WORK REQUIRED:
Your answer should be a single number: the count of lines in the material below that hold "JSON".

Stored data entries
** start **

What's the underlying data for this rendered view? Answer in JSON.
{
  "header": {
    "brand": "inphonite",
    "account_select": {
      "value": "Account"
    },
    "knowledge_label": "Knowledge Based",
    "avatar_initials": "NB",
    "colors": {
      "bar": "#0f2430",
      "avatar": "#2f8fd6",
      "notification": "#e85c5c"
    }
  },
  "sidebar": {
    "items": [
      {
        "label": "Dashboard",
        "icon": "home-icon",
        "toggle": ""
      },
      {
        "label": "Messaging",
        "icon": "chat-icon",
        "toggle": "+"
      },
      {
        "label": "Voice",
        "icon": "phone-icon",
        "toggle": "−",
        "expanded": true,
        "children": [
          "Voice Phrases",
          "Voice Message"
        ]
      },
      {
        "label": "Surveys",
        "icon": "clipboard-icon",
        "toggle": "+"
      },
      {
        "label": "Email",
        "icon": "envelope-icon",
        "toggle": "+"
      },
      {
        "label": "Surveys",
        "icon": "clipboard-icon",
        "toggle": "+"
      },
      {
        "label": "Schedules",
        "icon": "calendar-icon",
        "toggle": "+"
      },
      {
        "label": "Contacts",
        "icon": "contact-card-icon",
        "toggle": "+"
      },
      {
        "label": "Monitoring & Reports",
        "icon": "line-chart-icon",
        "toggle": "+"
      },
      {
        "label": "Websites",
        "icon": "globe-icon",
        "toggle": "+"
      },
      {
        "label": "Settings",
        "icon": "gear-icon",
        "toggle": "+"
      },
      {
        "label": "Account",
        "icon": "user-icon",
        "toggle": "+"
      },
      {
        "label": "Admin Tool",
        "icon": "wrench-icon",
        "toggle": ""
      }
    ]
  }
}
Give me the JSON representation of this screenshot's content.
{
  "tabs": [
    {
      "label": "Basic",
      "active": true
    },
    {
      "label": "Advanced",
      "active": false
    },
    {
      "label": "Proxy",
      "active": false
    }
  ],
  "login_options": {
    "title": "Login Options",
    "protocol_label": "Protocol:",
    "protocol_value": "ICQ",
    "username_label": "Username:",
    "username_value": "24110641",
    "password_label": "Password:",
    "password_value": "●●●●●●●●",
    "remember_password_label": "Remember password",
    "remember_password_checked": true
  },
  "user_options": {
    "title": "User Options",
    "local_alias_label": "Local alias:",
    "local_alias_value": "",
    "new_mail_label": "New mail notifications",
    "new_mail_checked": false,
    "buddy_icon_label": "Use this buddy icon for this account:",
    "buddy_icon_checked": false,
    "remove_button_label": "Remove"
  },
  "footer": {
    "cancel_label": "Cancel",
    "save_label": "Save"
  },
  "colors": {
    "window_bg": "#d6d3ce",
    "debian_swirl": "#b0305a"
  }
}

** end **

FINISHED ANSWER:
2